>> start Dataset rows

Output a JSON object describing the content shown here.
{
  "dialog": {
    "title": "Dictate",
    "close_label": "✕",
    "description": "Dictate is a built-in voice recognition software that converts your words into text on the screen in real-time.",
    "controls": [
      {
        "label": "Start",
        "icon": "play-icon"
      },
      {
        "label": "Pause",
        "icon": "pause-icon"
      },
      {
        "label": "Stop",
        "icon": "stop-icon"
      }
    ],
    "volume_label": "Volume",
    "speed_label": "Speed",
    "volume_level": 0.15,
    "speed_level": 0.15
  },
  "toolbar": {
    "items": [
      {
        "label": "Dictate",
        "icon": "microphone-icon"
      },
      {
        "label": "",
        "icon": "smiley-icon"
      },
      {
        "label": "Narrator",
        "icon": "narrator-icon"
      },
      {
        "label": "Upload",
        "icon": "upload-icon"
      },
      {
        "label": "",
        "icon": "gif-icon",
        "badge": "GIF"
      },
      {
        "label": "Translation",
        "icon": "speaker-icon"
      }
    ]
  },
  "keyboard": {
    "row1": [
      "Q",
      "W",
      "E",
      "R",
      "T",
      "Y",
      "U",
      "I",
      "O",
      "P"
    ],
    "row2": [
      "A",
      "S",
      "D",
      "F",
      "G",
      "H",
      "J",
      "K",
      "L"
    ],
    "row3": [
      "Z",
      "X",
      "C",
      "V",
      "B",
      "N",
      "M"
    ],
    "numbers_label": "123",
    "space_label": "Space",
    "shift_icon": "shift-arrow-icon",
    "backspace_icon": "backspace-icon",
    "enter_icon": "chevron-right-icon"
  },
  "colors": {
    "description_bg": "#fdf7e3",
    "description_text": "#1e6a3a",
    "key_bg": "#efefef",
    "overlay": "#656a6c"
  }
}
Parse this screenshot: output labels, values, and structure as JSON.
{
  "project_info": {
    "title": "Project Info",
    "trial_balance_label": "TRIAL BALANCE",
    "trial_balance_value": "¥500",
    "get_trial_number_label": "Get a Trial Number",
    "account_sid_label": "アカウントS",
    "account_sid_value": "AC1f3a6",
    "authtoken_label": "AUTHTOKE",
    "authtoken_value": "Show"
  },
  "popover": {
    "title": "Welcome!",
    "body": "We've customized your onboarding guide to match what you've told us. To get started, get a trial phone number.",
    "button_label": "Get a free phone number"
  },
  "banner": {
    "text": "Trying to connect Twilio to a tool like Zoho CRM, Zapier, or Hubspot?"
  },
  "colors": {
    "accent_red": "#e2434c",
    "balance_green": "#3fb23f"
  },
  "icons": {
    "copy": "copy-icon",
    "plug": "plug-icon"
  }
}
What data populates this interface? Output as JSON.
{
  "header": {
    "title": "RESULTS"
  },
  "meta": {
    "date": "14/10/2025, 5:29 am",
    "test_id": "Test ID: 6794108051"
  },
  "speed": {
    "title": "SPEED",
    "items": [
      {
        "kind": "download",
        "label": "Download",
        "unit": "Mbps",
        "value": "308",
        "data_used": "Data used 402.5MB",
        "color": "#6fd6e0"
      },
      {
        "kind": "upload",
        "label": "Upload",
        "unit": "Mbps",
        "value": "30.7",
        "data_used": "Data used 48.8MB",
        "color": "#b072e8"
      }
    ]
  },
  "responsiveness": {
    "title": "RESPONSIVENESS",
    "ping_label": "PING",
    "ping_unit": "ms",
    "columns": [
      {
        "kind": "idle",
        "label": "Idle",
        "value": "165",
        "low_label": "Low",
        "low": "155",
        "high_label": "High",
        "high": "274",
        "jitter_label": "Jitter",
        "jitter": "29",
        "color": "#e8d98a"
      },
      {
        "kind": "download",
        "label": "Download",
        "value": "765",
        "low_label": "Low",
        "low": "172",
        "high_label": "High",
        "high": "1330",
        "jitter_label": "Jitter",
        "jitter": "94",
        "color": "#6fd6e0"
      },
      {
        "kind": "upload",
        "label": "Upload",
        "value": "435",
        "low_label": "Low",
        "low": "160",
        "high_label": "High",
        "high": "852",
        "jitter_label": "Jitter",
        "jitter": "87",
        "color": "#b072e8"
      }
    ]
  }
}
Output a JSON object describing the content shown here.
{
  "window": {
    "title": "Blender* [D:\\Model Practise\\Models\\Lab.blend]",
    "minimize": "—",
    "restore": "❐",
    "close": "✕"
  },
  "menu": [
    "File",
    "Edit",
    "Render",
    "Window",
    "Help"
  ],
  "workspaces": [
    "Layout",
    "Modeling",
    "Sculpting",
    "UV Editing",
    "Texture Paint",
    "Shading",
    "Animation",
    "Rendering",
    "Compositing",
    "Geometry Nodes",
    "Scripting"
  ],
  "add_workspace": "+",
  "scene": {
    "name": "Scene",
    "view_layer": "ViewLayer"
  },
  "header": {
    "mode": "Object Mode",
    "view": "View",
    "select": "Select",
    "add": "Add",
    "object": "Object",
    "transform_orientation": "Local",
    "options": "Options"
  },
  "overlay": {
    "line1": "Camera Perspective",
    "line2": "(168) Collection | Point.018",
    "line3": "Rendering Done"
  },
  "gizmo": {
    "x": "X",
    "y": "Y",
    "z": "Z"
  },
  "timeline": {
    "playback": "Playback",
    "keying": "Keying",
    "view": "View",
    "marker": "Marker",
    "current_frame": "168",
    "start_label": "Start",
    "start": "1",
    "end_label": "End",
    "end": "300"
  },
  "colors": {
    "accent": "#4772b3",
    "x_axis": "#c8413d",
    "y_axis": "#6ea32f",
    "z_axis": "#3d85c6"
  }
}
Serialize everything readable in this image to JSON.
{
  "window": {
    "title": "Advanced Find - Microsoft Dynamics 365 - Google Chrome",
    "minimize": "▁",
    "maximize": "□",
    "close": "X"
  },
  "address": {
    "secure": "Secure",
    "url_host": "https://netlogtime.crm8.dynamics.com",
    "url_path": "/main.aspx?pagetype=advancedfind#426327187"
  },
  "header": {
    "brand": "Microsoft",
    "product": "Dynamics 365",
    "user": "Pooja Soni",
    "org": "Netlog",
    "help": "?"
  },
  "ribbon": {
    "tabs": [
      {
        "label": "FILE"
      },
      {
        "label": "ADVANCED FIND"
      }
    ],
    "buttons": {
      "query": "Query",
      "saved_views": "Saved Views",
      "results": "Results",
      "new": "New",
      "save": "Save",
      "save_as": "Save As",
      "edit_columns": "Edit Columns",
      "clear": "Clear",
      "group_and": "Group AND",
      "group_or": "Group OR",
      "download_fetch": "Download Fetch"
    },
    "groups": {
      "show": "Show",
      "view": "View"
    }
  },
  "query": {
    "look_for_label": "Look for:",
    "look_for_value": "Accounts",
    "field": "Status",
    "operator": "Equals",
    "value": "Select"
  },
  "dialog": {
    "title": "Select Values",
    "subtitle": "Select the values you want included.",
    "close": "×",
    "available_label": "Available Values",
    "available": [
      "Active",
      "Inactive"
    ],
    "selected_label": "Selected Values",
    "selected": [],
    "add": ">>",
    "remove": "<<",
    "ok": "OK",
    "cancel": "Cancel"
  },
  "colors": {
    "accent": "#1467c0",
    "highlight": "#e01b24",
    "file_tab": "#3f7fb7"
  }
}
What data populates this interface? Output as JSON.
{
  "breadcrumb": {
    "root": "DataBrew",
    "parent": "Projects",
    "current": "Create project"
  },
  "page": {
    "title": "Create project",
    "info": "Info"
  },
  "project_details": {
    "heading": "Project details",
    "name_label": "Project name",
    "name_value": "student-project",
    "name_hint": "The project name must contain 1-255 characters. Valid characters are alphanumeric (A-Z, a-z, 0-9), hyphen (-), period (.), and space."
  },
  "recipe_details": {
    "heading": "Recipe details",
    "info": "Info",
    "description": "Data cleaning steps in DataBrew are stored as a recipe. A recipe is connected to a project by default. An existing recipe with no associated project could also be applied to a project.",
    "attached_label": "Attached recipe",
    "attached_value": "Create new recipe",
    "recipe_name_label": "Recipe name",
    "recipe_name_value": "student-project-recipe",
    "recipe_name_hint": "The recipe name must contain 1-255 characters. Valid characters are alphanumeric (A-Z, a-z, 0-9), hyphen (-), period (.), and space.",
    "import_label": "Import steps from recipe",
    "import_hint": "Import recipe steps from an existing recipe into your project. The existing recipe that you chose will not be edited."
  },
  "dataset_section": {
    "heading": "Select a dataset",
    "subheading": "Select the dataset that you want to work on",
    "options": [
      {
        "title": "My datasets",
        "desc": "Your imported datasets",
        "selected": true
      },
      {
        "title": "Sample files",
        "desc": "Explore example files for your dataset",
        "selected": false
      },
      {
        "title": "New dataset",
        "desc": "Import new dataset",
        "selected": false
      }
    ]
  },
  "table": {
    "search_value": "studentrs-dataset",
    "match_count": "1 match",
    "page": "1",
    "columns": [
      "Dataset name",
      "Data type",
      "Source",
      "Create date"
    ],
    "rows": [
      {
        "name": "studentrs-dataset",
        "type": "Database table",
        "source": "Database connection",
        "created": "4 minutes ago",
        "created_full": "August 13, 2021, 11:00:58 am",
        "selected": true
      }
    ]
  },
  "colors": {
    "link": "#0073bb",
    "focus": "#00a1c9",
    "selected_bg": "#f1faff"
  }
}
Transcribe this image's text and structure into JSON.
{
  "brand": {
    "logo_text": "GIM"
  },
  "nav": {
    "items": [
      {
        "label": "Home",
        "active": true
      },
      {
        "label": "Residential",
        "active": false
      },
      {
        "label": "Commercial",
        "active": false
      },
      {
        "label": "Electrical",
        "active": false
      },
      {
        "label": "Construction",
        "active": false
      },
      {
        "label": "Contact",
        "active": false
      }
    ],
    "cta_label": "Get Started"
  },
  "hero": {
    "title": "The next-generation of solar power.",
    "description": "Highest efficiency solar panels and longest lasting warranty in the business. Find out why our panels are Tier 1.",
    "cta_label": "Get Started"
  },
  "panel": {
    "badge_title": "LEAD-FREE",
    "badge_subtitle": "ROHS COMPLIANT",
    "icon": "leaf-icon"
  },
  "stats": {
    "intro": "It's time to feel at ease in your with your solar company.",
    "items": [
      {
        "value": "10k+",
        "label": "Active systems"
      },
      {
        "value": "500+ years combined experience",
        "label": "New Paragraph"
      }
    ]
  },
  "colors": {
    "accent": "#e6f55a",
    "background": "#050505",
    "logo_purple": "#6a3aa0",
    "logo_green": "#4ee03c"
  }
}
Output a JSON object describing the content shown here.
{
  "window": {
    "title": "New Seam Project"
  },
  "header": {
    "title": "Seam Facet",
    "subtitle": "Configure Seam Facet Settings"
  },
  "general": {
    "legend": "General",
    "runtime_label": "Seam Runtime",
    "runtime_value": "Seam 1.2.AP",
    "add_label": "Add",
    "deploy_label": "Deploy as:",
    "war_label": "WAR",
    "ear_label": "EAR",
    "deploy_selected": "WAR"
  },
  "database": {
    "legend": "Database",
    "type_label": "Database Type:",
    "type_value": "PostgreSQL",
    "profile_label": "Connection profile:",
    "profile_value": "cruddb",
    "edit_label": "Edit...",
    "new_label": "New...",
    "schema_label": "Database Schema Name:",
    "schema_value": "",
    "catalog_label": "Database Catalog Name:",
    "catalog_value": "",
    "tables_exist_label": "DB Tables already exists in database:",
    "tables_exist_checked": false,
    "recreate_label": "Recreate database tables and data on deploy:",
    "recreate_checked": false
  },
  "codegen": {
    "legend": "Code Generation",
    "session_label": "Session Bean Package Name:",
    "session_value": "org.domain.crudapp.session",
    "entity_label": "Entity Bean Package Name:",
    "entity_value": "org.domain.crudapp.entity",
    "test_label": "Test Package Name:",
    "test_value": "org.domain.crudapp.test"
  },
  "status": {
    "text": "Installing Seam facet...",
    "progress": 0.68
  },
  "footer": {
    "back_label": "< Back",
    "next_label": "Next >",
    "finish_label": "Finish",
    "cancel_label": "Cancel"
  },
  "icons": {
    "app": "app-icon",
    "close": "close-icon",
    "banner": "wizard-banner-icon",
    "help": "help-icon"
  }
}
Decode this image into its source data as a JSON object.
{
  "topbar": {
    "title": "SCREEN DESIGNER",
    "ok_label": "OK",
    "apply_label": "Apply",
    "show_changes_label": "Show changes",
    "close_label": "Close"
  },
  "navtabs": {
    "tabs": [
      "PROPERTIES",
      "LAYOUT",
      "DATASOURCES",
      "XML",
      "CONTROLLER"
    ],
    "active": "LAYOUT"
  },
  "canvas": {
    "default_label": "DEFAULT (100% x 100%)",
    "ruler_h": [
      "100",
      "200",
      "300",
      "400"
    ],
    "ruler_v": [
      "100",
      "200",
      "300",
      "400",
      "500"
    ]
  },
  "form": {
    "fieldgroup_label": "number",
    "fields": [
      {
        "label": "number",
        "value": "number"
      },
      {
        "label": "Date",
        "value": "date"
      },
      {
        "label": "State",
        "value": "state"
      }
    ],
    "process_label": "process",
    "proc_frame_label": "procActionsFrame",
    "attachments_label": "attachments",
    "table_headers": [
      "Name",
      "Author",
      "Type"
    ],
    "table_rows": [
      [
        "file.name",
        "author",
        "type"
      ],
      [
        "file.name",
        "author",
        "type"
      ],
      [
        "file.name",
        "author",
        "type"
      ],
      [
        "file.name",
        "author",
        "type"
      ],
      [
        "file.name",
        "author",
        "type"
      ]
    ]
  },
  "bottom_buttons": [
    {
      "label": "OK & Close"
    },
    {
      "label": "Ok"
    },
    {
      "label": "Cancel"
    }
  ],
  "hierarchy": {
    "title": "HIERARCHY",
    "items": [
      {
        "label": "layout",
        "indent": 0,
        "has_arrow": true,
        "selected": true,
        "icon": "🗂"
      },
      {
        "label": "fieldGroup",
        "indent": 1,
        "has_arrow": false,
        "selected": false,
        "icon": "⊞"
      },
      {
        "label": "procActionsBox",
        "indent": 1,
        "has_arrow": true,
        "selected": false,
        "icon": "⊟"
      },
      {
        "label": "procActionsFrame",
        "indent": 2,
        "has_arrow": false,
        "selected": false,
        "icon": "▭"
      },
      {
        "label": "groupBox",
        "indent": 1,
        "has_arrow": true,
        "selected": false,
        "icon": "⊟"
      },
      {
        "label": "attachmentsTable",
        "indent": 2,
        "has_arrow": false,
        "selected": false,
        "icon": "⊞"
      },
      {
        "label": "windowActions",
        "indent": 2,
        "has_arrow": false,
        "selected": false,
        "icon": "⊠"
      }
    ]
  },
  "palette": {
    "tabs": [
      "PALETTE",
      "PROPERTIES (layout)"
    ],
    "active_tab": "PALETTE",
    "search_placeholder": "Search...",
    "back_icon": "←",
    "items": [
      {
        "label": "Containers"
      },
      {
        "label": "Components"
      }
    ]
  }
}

>> end Dataset rows

● Goal
Write down every line of the data above that includes the string "Dictate".

● Solution to the exercise
    "title": "Dictate",
    "description": "Dictate is a built-in voice recognition software that converts your words into text on the screen in real-time.",
        "label": "Dictate",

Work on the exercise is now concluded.